* Problem:
Quote the data below in full, please, without altering anything.

[Records excerpted from a collection]
+ + +

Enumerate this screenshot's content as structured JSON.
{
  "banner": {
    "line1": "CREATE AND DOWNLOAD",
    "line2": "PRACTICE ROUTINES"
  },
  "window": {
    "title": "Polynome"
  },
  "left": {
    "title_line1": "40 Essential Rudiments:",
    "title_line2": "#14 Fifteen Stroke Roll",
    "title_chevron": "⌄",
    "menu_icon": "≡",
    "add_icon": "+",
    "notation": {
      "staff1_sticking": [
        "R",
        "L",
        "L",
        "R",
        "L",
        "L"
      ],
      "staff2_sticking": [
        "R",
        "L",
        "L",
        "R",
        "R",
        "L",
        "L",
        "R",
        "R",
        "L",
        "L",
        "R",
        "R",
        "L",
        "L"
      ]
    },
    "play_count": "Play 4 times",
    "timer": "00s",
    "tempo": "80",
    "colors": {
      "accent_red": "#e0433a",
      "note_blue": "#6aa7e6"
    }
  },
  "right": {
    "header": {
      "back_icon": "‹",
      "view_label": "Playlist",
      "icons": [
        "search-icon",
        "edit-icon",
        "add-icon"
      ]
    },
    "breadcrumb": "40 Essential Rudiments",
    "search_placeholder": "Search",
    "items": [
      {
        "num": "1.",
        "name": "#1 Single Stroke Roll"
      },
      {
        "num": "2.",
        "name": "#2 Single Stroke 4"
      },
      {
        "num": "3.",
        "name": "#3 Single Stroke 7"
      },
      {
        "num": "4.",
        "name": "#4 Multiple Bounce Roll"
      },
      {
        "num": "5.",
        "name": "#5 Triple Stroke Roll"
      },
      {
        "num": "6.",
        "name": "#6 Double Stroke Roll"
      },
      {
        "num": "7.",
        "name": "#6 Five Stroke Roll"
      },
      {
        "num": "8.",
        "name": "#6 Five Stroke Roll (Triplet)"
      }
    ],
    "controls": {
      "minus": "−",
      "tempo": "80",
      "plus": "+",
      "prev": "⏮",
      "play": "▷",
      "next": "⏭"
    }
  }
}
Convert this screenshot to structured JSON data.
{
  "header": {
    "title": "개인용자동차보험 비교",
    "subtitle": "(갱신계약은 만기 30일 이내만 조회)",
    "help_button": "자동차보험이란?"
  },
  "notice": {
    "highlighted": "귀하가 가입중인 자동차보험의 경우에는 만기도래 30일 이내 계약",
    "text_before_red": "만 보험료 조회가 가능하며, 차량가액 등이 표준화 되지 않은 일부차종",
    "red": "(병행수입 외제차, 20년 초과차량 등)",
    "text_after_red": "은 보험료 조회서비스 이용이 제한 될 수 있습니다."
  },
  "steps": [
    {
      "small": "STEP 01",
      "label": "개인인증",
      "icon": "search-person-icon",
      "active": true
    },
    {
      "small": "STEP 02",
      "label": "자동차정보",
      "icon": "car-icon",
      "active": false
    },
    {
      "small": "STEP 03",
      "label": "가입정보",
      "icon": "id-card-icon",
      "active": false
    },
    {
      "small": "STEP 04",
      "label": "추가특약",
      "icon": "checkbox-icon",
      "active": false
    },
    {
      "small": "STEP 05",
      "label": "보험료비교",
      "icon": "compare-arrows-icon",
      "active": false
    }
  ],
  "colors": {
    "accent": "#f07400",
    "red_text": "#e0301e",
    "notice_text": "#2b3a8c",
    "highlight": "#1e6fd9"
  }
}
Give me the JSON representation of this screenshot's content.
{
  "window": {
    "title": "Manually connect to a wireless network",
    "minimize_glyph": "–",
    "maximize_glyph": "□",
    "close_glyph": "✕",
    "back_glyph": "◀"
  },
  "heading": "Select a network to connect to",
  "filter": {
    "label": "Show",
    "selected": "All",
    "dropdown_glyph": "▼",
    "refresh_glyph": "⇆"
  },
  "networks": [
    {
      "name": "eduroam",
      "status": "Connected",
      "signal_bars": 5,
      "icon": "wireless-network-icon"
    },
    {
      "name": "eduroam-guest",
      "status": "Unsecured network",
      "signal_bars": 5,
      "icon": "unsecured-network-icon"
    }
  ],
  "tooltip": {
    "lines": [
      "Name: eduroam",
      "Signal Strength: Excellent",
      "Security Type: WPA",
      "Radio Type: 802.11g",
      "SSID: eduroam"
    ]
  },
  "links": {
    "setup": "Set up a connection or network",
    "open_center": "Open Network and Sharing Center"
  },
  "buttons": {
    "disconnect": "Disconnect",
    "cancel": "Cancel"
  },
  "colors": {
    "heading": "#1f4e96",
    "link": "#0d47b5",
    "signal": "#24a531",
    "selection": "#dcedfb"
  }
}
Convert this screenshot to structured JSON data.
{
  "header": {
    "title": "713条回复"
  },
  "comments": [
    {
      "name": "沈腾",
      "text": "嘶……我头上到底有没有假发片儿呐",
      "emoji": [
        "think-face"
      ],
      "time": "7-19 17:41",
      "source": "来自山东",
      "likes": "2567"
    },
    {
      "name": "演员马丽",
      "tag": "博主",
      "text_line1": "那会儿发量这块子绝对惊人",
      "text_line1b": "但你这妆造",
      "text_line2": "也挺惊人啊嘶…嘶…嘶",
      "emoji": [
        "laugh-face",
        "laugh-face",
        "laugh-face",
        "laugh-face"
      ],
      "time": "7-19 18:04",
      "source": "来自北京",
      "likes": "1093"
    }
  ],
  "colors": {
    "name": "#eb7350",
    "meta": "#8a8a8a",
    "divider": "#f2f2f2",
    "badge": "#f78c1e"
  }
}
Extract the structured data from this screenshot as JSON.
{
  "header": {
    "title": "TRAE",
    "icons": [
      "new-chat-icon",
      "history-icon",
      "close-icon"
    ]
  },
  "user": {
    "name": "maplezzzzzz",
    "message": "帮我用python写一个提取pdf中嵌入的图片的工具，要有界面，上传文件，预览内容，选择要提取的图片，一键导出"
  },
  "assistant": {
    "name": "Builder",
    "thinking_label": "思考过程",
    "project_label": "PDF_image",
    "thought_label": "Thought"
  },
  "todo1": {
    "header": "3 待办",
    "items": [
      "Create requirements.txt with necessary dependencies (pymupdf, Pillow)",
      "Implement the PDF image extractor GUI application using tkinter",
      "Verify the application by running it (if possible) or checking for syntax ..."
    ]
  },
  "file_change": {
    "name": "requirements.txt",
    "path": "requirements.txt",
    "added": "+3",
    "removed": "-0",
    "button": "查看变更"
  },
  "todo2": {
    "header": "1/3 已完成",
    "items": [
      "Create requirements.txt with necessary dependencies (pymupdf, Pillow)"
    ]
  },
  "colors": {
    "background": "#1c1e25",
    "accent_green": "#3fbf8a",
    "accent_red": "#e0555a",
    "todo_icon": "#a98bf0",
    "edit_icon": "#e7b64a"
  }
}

+ + +

* Response below:
Enumerate this screenshot's content as structured JSON.
{
  "banner": {
    "line1": "CREATE AND DOWNLOAD",
    "line2": "PRACTICE ROUTINES"
  },
  "window": {
    "title": "Polynome"
  },
  "left": {
    "title_line1": "40 Essential Rudiments:",
    "title_line2": "#14 Fifteen Stroke Roll",
    "title_chevron": "⌄",
    "menu_icon": "≡",
    "add_icon": "+",
    "notation": {
      "staff1_sticking": [
        "R",
        "L",
        "L",
        "R",
        "L",
        "L"
      ],
      "staff2_sticking": [
        "R",
        "L",
        "L",
        "R",
        "R",
        "L",
        "L",
        "R",
        "R",
        "L",
        "L",
        "R",
        "R",
        "L",
        "L"
      ]
    },
    "play_count": "Play 4 times",
    "timer": "00s",
    "tempo": "80",
    "colors": {
      "accent_red": "#e0433a",
      "note_blue": "#6aa7e6"
    }
  },
  "right": {
    "header": {
      "back_icon": "‹",
      "view_label": "Playlist",
      "icons": [
        "search-icon",
        "edit-icon",
        "add-icon"
      ]
    },
    "breadcrumb": "40 Essential Rudiments",
    "search_placeholder": "Search",
    "items": [
      {
        "num": "1.",
        "name": "#1 Single Stroke Roll"
      },
      {
        "num": "2.",
        "name": "#2 Single Stroke 4"
      },
      {
        "num": "3.",
        "name": "#3 Single Stroke 7"
      },
      {
        "num": "4.",
        "name": "#4 Multiple Bounce Roll"
      },
      {
        "num": "5.",
        "name": "#5 Triple Stroke Roll"
      },
      {
        "num": "6.",
        "name": "#6 Double Stroke Roll"
      },
      {
        "num": "7.",
        "name": "#6 Five Stroke Roll"
      },
      {
        "num": "8.",
        "name": "#6 Five Stroke Roll (Triplet)"
      }
    ],
    "controls": {
      "minus": "−",
      "tempo": "80",
      "plus": "+",
      "prev": "⏮",
      "play": "▷",
      "next": "⏭"
    }
  }
}
Convert this screenshot to structured JSON data.
{
  "header": {
    "title": "개인용자동차보험 비교",
    "subtitle": "(갱신계약은 만기 30일 이내만 조회)",
    "help_button": "자동차보험이란?"
  },
  "notice": {
    "highlighted": "귀하가 가입중인 자동차보험의 경우에는 만기도래 30일 이내 계약",
    "text_before_red": "만 보험료 조회가 가능하며, 차량가액 등이 표준화 되지 않은 일부차종",
    "red": "(병행수입 외제차, 20년 초과차량 등)",
    "text_after_red": "은 보험료 조회서비스 이용이 제한 될 수 있습니다."
  },
  "steps": [
    {
      "small": "STEP 01",
      "label": "개인인증",
      "icon": "search-person-icon",
      "active": true
    },
    {
      "small": "STEP 02",
      "label": "자동차정보",
      "icon": "car-icon",
      "active": false
    },
    {
      "small": "STEP 03",
      "label": "가입정보",
      "icon": "id-card-icon",
      "active": false
    },
    {
      "small": "STEP 04",
      "label": "추가특약",
      "icon": "checkbox-icon",
      "active": false
    },
    {
      "small": "STEP 05",
      "label": "보험료비교",
      "icon": "compare-arrows-icon",
      "active": false
    }
  ],
  "colors": {
    "accent": "#f07400",
    "red_text": "#e0301e",
    "notice_text": "#2b3a8c",
    "highlight": "#1e6fd9"
  }
}
Give me the JSON representation of this screenshot's content.
{
  "window": {
    "title": "Manually connect to a wireless network",
    "minimize_glyph": "–",
    "maximize_glyph": "□",
    "close_glyph": "✕",
    "back_glyph": "◀"
  },
  "heading": "Select a network to connect to",
  "filter": {
    "label": "Show",
    "selected": "All",
    "dropdown_glyph": "▼",
    "refresh_glyph": "⇆"
  },
  "networks": [
    {
      "name": "eduroam",
      "status": "Connected",
      "signal_bars": 5,
      "icon": "wireless-network-icon"
    },
    {
      "name": "eduroam-guest",
      "status": "Unsecured network",
      "signal_bars": 5,
      "icon": "unsecured-network-icon"
    }
  ],
  "tooltip": {
    "lines": [
      "Name: eduroam",
      "Signal Strength: Excellent",
      "Security Type: WPA",
      "Radio Type: 802.11g",
      "SSID: eduroam"
    ]
  },
  "links": {
    "setup": "Set up a connection or network",
    "open_center": "Open Network and Sharing Center"
  },
  "buttons": {
    "disconnect": "Disconnect",
    "cancel": "Cancel"
  },
  "colors": {
    "heading": "#1f4e96",
    "link": "#0d47b5",
    "signal": "#24a531",
    "selection": "#dcedfb"
  }
}
Convert this screenshot to structured JSON data.
{
  "header": {
    "title": "713条回复"
  },
  "comments": [
    {
      "name": "沈腾",
      "text": "嘶……我头上到底有没有假发片儿呐",
      "emoji": [
        "think-face"
      ],
      "time": "7-19 17:41",
      "source": "来自山东",
      "likes": "2567"
    },
    {
      "name": "演员马丽",
      "tag": "博主",
      "text_line1": "那会儿发量这块子绝对惊人",
      "text_line1b": "但你这妆造",
      "text_line2": "也挺惊人啊嘶…嘶…嘶",
      "emoji": [
        "laugh-face",
        "laugh-face",
        "laugh-face",
        "laugh-face"
      ],
      "time": "7-19 18:04",
      "source": "来自北京",
      "likes": "1093"
    }
  ],
  "colors": {
    "name": "#eb7350",
    "meta": "#8a8a8a",
    "divider": "#f2f2f2",
    "badge": "#f78c1e"
  }
}
Extract the structured data from this screenshot as JSON.
{
  "header": {
    "title": "TRAE",
    "icons": [
      "new-chat-icon",
      "history-icon",
      "close-icon"
    ]
  },
  "user": {
    "name": "maplezzzzzz",
    "message": "帮我用python写一个提取pdf中嵌入的图片的工具，要有界面，上传文件，预览内容，选择要提取的图片，一键导出"
  },
  "assistant": {
    "name": "Builder",
    "thinking_label": "思考过程",
    "project_label": "PDF_image",
    "thought_label": "Thought"
  },
  "todo1": {
    "header": "3 待办",
    "items": [
      "Create requirements.txt with necessary dependencies (pymupdf, Pillow)",
      "Implement the PDF image extractor GUI application using tkinter",
      "Verify the application by running it (if possible) or checking for syntax ..."
    ]
  },
  "file_change": {
    "name": "requirements.txt",
    "path": "requirements.txt",
    "added": "+3",
    "removed": "-0",
    "button": "查看变更"
  },
  "todo2": {
    "header": "1/3 已完成",
    "items": [
      "Create requirements.txt with necessary dependencies (pymupdf, Pillow)"
    ]
  },
  "colors": {
    "background": "#1c1e25",
    "accent_green": "#3fbf8a",
    "accent_red": "#e0555a",
    "todo_icon": "#a98bf0",
    "edit_icon": "#e7b64a"
  }
}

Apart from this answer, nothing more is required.